%%

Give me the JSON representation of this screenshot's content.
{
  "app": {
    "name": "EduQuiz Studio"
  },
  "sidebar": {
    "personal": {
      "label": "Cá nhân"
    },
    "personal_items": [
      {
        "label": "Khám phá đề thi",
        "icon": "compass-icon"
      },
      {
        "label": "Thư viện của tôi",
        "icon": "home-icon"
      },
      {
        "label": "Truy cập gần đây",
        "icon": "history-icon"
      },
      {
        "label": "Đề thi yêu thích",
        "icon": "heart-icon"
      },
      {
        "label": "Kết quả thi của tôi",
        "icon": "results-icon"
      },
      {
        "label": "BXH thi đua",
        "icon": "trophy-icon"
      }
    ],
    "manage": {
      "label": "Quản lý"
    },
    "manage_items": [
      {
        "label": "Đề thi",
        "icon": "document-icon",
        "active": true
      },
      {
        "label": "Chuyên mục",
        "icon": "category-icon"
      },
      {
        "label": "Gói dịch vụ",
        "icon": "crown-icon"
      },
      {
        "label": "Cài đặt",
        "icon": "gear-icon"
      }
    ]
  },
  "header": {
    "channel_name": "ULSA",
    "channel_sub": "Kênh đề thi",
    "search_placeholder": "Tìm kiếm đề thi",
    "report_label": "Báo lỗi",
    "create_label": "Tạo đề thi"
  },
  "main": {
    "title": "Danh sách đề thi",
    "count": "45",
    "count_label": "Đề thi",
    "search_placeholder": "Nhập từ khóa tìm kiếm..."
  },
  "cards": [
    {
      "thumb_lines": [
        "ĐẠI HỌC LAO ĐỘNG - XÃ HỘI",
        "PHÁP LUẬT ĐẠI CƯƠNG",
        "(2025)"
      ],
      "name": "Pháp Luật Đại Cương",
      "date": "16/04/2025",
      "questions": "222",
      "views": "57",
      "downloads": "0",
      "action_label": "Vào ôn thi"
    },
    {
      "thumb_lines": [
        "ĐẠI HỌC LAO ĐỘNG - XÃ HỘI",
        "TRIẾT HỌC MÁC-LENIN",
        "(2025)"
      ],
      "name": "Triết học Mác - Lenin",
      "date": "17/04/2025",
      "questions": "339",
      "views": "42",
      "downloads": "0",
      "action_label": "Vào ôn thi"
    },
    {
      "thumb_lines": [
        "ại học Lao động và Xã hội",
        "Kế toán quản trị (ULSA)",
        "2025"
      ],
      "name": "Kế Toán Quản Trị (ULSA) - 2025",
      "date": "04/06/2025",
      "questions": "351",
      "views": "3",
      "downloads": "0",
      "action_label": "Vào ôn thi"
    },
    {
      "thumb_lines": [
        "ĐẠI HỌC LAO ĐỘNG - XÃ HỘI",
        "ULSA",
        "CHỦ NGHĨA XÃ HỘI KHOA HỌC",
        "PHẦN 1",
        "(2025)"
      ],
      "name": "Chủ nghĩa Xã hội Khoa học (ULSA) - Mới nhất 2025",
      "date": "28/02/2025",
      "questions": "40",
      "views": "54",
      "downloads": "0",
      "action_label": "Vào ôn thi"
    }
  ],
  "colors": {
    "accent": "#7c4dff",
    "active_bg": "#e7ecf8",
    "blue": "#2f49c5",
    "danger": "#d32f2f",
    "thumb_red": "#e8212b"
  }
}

%%
%%

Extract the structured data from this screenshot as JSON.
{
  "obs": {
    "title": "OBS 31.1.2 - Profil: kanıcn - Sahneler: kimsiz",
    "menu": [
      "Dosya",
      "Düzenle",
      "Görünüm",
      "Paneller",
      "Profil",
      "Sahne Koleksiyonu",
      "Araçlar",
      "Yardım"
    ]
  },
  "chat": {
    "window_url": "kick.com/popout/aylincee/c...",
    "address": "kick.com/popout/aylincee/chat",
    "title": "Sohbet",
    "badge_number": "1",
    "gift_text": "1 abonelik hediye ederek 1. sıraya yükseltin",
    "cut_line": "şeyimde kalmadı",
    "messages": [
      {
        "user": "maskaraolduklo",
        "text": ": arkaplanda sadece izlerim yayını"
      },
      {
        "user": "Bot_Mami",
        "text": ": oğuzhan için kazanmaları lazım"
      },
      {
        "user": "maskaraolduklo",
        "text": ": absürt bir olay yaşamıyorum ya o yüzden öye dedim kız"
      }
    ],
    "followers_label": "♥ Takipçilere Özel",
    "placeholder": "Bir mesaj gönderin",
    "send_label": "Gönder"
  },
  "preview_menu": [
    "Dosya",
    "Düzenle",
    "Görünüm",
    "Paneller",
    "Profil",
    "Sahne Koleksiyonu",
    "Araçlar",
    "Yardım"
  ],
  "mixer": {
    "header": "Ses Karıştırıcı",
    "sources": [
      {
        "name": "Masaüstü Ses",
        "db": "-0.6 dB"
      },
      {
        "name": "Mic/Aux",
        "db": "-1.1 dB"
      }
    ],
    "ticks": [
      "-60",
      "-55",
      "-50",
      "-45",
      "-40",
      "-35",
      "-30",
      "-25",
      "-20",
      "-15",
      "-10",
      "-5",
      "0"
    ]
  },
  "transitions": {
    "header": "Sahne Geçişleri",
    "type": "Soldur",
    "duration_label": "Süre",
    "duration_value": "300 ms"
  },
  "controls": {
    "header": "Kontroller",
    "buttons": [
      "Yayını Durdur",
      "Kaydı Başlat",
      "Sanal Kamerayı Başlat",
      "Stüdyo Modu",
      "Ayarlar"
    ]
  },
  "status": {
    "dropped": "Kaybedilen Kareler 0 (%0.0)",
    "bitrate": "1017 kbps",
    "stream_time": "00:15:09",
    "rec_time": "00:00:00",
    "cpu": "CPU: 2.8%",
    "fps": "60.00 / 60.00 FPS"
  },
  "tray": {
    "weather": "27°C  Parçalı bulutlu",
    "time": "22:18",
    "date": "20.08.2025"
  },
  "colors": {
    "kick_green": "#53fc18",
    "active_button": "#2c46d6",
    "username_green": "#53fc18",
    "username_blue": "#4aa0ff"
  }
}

%%

Go through the data and gather every line that holds "ULSA".

Task result -
    "channel_name": "ULSA",
        "Kế toán quản trị (ULSA)",
      "name": "Kế Toán Quản Trị (ULSA) - 2025",
        "ULSA",
      "name": "Chủ nghĩa Xã hội Khoa học (ULSA) - Mới nhất 2025",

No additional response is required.